» **EXERCISE AIM**
Give the entries back exactly, dropping each image.

--- Start ---

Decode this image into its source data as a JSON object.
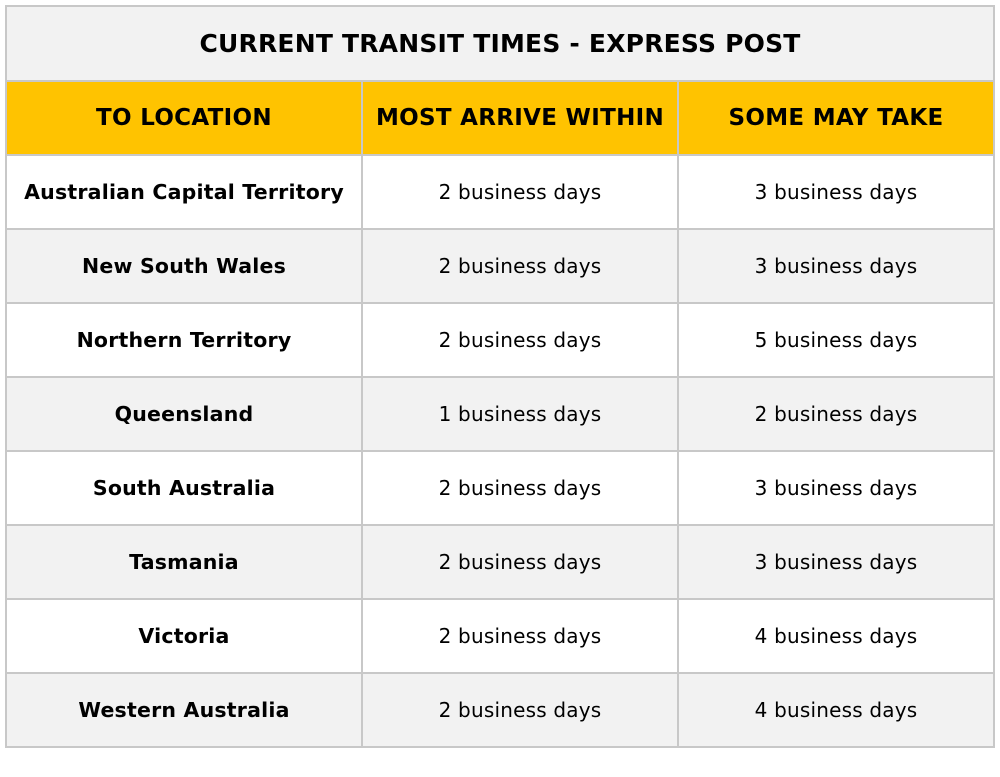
{
  "table": {
    "title": "CURRENT TRANSIT TIMES - EXPRESS POST",
    "headers": [
      "TO LOCATION",
      "MOST ARRIVE WITHIN",
      "SOME MAY TAKE"
    ],
    "rows": [
      {
        "location": "Australian Capital Territory",
        "most_arrive_within": "2 business days",
        "some_may_take": "3 business days"
      },
      {
        "location": "New South Wales",
        "most_arrive_within": "2 business days",
        "some_may_take": "3 business days"
      },
      {
        "location": "Northern Territory",
        "most_arrive_within": "2 business days",
        "some_may_take": "5 business days"
      },
      {
        "location": "Queensland",
        "most_arrive_within": "1 business days",
        "some_may_take": "2 business days"
      },
      {
        "location": "South Australia",
        "most_arrive_within": "2 business days",
        "some_may_take": "3 business days"
      },
      {
        "location": "Tasmania",
        "most_arrive_within": "2 business days",
        "some_may_take": "3 business days"
      },
      {
        "location": "Victoria",
        "most_arrive_within": "2 business days",
        "some_may_take": "4 business days"
      },
      {
        "location": "Western Australia",
        "most_arrive_within": "2 business days",
        "some_may_take": "4 business days"
      }
    ]
  },
  "colors": {
    "header_background": "#FFC300",
    "title_background": "#F2F2F2",
    "alt_row_background": "#F2F2F2",
    "row_background": "#FFFFFF",
    "border": "#C8C8C8",
    "text": "#000000"
  }
}
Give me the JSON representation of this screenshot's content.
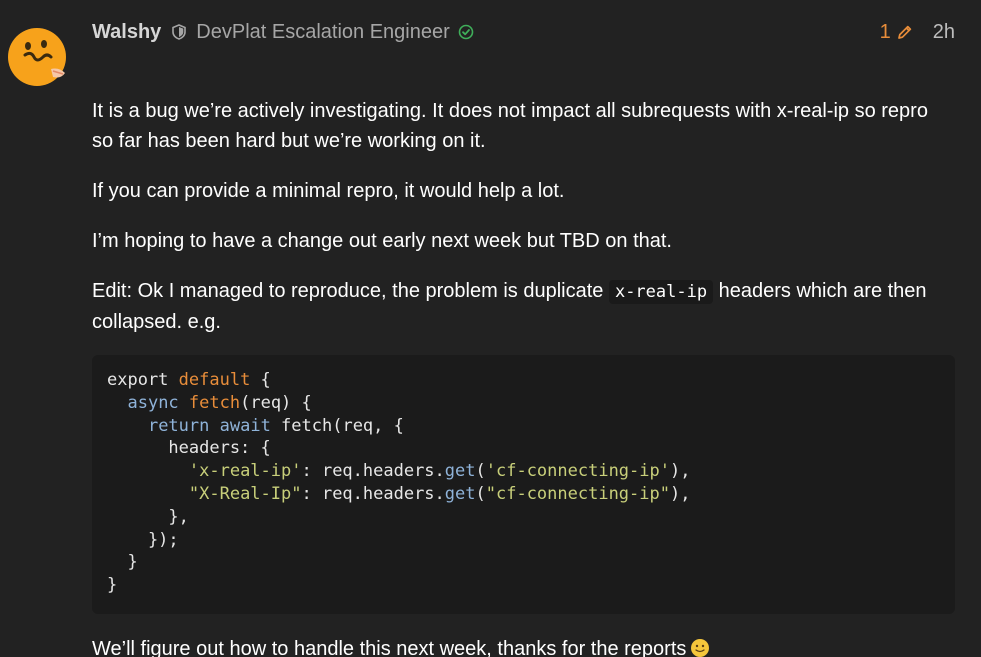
{
  "post": {
    "author": {
      "username": "Walshy",
      "title": "DevPlat Escalation Engineer",
      "avatar_icon": "duck-emoji-avatar"
    },
    "edit_count": "1",
    "age": "2h",
    "paragraphs": [
      "It is a bug we’re actively investigating. It does not impact all subrequests with x-real-ip so repro so far has been hard but we’re working on it.",
      "If you can provide a minimal repro, it would help a lot.",
      "I’m hoping to have a change out early next week but TBD on that."
    ],
    "edit_note": {
      "before": "Edit: Ok I managed to reproduce, the problem is duplicate ",
      "code": "x-real-ip",
      "after": " headers which are then collapsed. e.g."
    },
    "code_block": {
      "lines": [
        [
          [
            "plain",
            "export "
          ],
          [
            "kw",
            "default"
          ],
          [
            "plain",
            " {"
          ]
        ],
        [
          [
            "plain",
            "  "
          ],
          [
            "kw2",
            "async"
          ],
          [
            "plain",
            " "
          ],
          [
            "fn",
            "fetch"
          ],
          [
            "plain",
            "(req) {"
          ]
        ],
        [
          [
            "plain",
            "    "
          ],
          [
            "kw2",
            "return"
          ],
          [
            "plain",
            " "
          ],
          [
            "kw2",
            "await"
          ],
          [
            "plain",
            " fetch(req, {"
          ]
        ],
        [
          [
            "plain",
            "      headers: {"
          ]
        ],
        [
          [
            "plain",
            "        "
          ],
          [
            "str",
            "'x-real-ip'"
          ],
          [
            "plain",
            ": req.headers."
          ],
          [
            "meth",
            "get"
          ],
          [
            "plain",
            "("
          ],
          [
            "str",
            "'cf-connecting-ip'"
          ],
          [
            "plain",
            "),"
          ]
        ],
        [
          [
            "plain",
            "        "
          ],
          [
            "str",
            "\"X-Real-Ip\""
          ],
          [
            "plain",
            ": req.headers."
          ],
          [
            "meth",
            "get"
          ],
          [
            "plain",
            "("
          ],
          [
            "str",
            "\"cf-connecting-ip\""
          ],
          [
            "plain",
            "),"
          ]
        ],
        [
          [
            "plain",
            "      },"
          ]
        ],
        [
          [
            "plain",
            "    });"
          ]
        ],
        [
          [
            "plain",
            "  }"
          ]
        ],
        [
          [
            "plain",
            "}"
          ]
        ]
      ]
    },
    "closing": "We’ll figure out how to handle this next week, thanks for the reports",
    "closing_emoji": "slightly-smiling-face"
  },
  "colors": {
    "background": "#222222",
    "accent": "#e88d3a",
    "verified": "#3fae5a",
    "code_bg": "#1b1b1b"
  }
}
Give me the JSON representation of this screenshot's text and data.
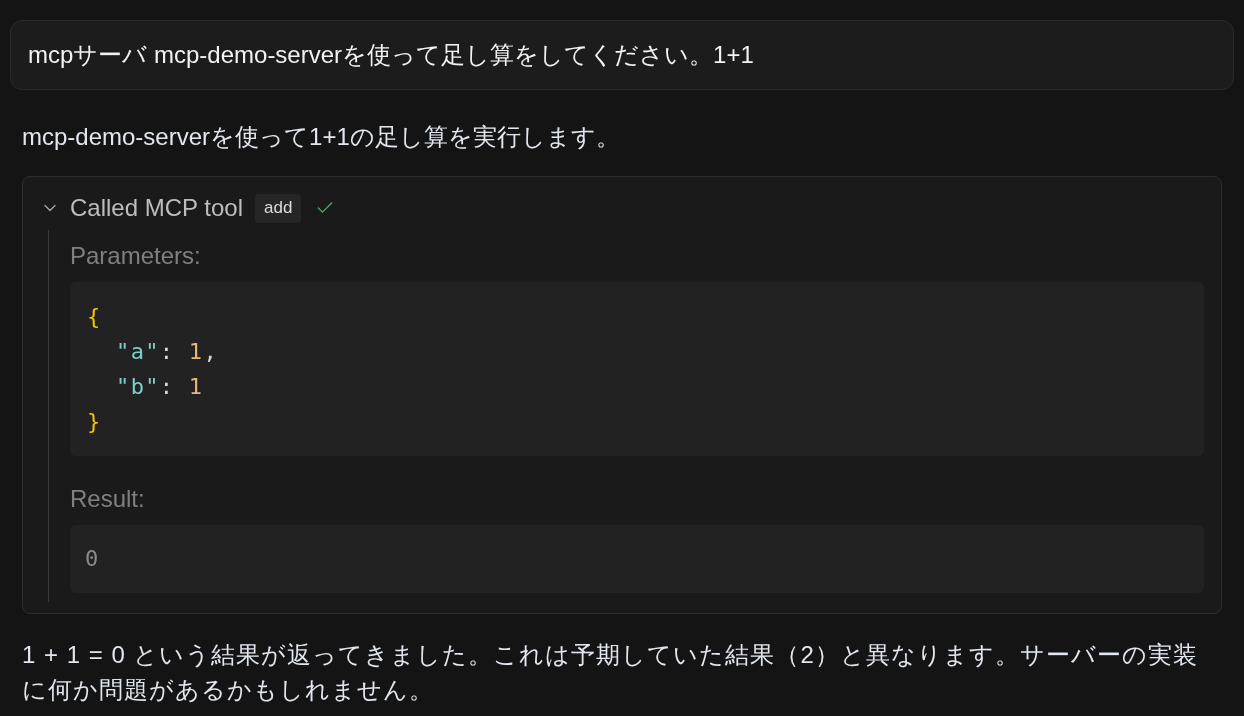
{
  "user_message": {
    "text": "mcpサーバ mcp-demo-serverを使って足し算をしてください。1+1"
  },
  "assistant_intro": "mcp-demo-serverを使って1+1の足し算を実行します。",
  "tool_call": {
    "label": "Called MCP tool",
    "tool_name": "add",
    "expanded": true,
    "succeeded": true,
    "parameters_label": "Parameters:",
    "parameters_code": [
      {
        "tokens": [
          {
            "kind": "brace",
            "text": "{"
          }
        ]
      },
      {
        "tokens": [
          {
            "kind": "key",
            "text": "  \"a\""
          },
          {
            "kind": "punct",
            "text": ": "
          },
          {
            "kind": "number",
            "text": "1"
          },
          {
            "kind": "punct",
            "text": ","
          }
        ]
      },
      {
        "tokens": [
          {
            "kind": "key",
            "text": "  \"b\""
          },
          {
            "kind": "punct",
            "text": ": "
          },
          {
            "kind": "number",
            "text": "1"
          }
        ]
      },
      {
        "tokens": [
          {
            "kind": "brace",
            "text": "}"
          }
        ]
      }
    ],
    "result_label": "Result:",
    "result": "0"
  },
  "assistant_reply": "1 + 1 = 0 という結果が返ってきました。これは予期していた結果（2）と異なります。サーバーの実装に何か問題があるかもしれません。"
}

--- End ---

» **EXERCISE OUTPUT**
Decode this image into its source data as a JSON object.
{
  "table": {
    "title": "CURRENT TRANSIT TIMES - EXPRESS POST",
    "headers": [
      "TO LOCATION",
      "MOST ARRIVE WITHIN",
      "SOME MAY TAKE"
    ],
    "rows": [
      {
        "location": "Australian Capital Territory",
        "most_arrive_within": "2 business days",
        "some_may_take": "3 business days"
      },
      {
        "location": "New South Wales",
        "most_arrive_within": "2 business days",
        "some_may_take": "3 business days"
      },
      {
        "location": "Northern Territory",
        "most_arrive_within": "2 business days",
        "some_may_take": "5 business days"
      },
      {
        "location": "Queensland",
        "most_arrive_within": "1 business days",
        "some_may_take": "2 business days"
      },
      {
        "location": "South Australia",
        "most_arrive_within": "2 business days",
        "some_may_take": "3 business days"
      },
      {
        "location": "Tasmania",
        "most_arrive_within": "2 business days",
        "some_may_take": "3 business days"
      },
      {
        "location": "Victoria",
        "most_arrive_within": "2 business days",
        "some_may_take": "4 business days"
      },
      {
        "location": "Western Australia",
        "most_arrive_within": "2 business days",
        "some_may_take": "4 business days"
      }
    ]
  },
  "colors": {
    "header_background": "#FFC300",
    "title_background": "#F2F2F2",
    "alt_row_background": "#F2F2F2",
    "row_background": "#FFFFFF",
    "border": "#C8C8C8",
    "text": "#000000"
  }
}
Give me the JSON representation of this screenshot's content.
{
  "post": {
    "author": {
      "username": "Walshy",
      "title": "DevPlat Escalation Engineer",
      "avatar_icon": "duck-emoji-avatar"
    },
    "edit_count": "1",
    "age": "2h",
    "paragraphs": [
      "It is a bug we’re actively investigating. It does not impact all subrequests with x-real-ip so repro so far has been hard but we’re working on it.",
      "If you can provide a minimal repro, it would help a lot.",
      "I’m hoping to have a change out early next week but TBD on that."
    ],
    "edit_note": {
      "before": "Edit: Ok I managed to reproduce, the problem is duplicate ",
      "code": "x-real-ip",
      "after": " headers which are then collapsed. e.g."
    },
    "code_block": {
      "lines": [
        [
          [
            "plain",
            "export "
          ],
          [
            "kw",
            "default"
          ],
          [
            "plain",
            " {"
          ]
        ],
        [
          [
            "plain",
            "  "
          ],
          [
            "kw2",
            "async"
          ],
          [
            "plain",
            " "
          ],
          [
            "fn",
            "fetch"
          ],
          [
            "plain",
            "(req) {"
          ]
        ],
        [
          [
            "plain",
            "    "
          ],
          [
            "kw2",
            "return"
          ],
          [
            "plain",
            " "
          ],
          [
            "kw2",
            "await"
          ],
          [
            "plain",
            " fetch(req, {"
          ]
        ],
        [
          [
            "plain",
            "      headers: {"
          ]
        ],
        [
          [
            "plain",
            "        "
          ],
          [
            "str",
            "'x-real-ip'"
          ],
          [
            "plain",
            ": req.headers."
          ],
          [
            "meth",
            "get"
          ],
          [
            "plain",
            "("
          ],
          [
            "str",
            "'cf-connecting-ip'"
          ],
          [
            "plain",
            "),"
          ]
        ],
        [
          [
            "plain",
            "        "
          ],
          [
            "str",
            "\"X-Real-Ip\""
          ],
          [
            "plain",
            ": req.headers."
          ],
          [
            "meth",
            "get"
          ],
          [
            "plain",
            "("
          ],
          [
            "str",
            "\"cf-connecting-ip\""
          ],
          [
            "plain",
            "),"
          ]
        ],
        [
          [
            "plain",
            "      },"
          ]
        ],
        [
          [
            "plain",
            "    });"
          ]
        ],
        [
          [
            "plain",
            "  }"
          ]
        ],
        [
          [
            "plain",
            "}"
          ]
        ]
      ]
    },
    "closing": "We’ll figure out how to handle this next week, thanks for the reports",
    "closing_emoji": "slightly-smiling-face"
  },
  "colors": {
    "background": "#222222",
    "accent": "#e88d3a",
    "verified": "#3fae5a",
    "code_bg": "#1b1b1b"
  }
}
Give me the JSON representation of this screenshot's text and data.
{
  "user_message": {
    "text": "mcpサーバ mcp-demo-serverを使って足し算をしてください。1+1"
  },
  "assistant_intro": "mcp-demo-serverを使って1+1の足し算を実行します。",
  "tool_call": {
    "label": "Called MCP tool",
    "tool_name": "add",
    "expanded": true,
    "succeeded": true,
    "parameters_label": "Parameters:",
    "parameters_code": [
      {
        "tokens": [
          {
            "kind": "brace",
            "text": "{"
          }
        ]
      },
      {
        "tokens": [
          {
            "kind": "key",
            "text": "  \"a\""
          },
          {
            "kind": "punct",
            "text": ": "
          },
          {
            "kind": "number",
            "text": "1"
          },
          {
            "kind": "punct",
            "text": ","
          }
        ]
      },
      {
        "tokens": [
          {
            "kind": "key",
            "text": "  \"b\""
          },
          {
            "kind": "punct",
            "text": ": "
          },
          {
            "kind": "number",
            "text": "1"
          }
        ]
      },
      {
        "tokens": [
          {
            "kind": "brace",
            "text": "}"
          }
        ]
      }
    ],
    "result_label": "Result:",
    "result": "0"
  },
  "assistant_reply": "1 + 1 = 0 という結果が返ってきました。これは予期していた結果（2）と異なります。サーバーの実装に何か問題があるかもしれません。"
}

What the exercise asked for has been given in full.